Items from a data source

============================================================

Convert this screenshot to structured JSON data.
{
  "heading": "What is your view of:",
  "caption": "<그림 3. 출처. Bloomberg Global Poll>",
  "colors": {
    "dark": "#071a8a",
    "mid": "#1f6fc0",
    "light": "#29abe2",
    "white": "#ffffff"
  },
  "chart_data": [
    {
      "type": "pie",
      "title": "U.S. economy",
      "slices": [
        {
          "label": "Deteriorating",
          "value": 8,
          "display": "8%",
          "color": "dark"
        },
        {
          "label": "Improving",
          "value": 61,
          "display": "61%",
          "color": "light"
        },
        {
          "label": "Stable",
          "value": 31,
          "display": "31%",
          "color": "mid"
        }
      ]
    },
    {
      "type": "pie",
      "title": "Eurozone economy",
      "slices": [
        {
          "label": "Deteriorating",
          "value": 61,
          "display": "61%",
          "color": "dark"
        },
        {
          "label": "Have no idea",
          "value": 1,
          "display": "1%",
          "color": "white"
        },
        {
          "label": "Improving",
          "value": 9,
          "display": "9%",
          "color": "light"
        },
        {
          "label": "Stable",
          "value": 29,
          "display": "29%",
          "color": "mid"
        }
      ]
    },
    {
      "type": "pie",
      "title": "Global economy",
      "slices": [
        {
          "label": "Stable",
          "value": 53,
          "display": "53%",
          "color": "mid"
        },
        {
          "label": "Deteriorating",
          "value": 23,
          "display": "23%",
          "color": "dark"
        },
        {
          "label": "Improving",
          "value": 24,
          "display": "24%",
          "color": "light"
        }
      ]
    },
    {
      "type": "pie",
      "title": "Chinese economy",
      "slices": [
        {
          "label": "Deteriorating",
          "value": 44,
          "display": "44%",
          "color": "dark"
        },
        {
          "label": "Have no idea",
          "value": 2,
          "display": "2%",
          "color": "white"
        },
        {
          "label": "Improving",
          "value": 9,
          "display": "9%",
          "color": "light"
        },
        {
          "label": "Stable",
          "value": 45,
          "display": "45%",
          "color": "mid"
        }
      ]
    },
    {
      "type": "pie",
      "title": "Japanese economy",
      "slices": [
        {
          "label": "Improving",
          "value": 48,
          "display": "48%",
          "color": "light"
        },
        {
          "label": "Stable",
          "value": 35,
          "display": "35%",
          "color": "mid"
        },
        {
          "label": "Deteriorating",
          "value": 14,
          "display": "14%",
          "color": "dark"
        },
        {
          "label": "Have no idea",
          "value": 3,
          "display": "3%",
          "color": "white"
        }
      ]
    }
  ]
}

============================================================

— Problem —
Write out the records shown above, exactly as they appear.

— Exercise result —
Convert this screenshot to structured JSON data.
{
  "heading": "What is your view of:",
  "caption": "<그림 3. 출처. Bloomberg Global Poll>",
  "colors": {
    "dark": "#071a8a",
    "mid": "#1f6fc0",
    "light": "#29abe2",
    "white": "#ffffff"
  },
  "chart_data": [
    {
      "type": "pie",
      "title": "U.S. economy",
      "slices": [
        {
          "label": "Deteriorating",
          "value": 8,
          "display": "8%",
          "color": "dark"
        },
        {
          "label": "Improving",
          "value": 61,
          "display": "61%",
          "color": "light"
        },
        {
          "label": "Stable",
          "value": 31,
          "display": "31%",
          "color": "mid"
        }
      ]
    },
    {
      "type": "pie",
      "title": "Eurozone economy",
      "slices": [
        {
          "label": "Deteriorating",
          "value": 61,
          "display": "61%",
          "color": "dark"
        },
        {
          "label": "Have no idea",
          "value": 1,
          "display": "1%",
          "color": "white"
        },
        {
          "label": "Improving",
          "value": 9,
          "display": "9%",
          "color": "light"
        },
        {
          "label": "Stable",
          "value": 29,
          "display": "29%",
          "color": "mid"
        }
      ]
    },
    {
      "type": "pie",
      "title": "Global economy",
      "slices": [
        {
          "label": "Stable",
          "value": 53,
          "display": "53%",
          "color": "mid"
        },
        {
          "label": "Deteriorating",
          "value": 23,
          "display": "23%",
          "color": "dark"
        },
        {
          "label": "Improving",
          "value": 24,
          "display": "24%",
          "color": "light"
        }
      ]
    },
    {
      "type": "pie",
      "title": "Chinese economy",
      "slices": [
        {
          "label": "Deteriorating",
          "value": 44,
          "display": "44%",
          "color": "dark"
        },
        {
          "label": "Have no idea",
          "value": 2,
          "display": "2%",
          "color": "white"
        },
        {
          "label": "Improving",
          "value": 9,
          "display": "9%",
          "color": "light"
        },
        {
          "label": "Stable",
          "value": 45,
          "display": "45%",
          "color": "mid"
        }
      ]
    },
    {
      "type": "pie",
      "title": "Japanese economy",
      "slices": [
        {
          "label": "Improving",
          "value": 48,
          "display": "48%",
          "color": "light"
        },
        {
          "label": "Stable",
          "value": 35,
          "display": "35%",
          "color": "mid"
        },
        {
          "label": "Deteriorating",
          "value": 14,
          "display": "14%",
          "color": "dark"
        },
        {
          "label": "Have no idea",
          "value": 3,
          "display": "3%",
          "color": "white"
        }
      ]
    }
  ]
}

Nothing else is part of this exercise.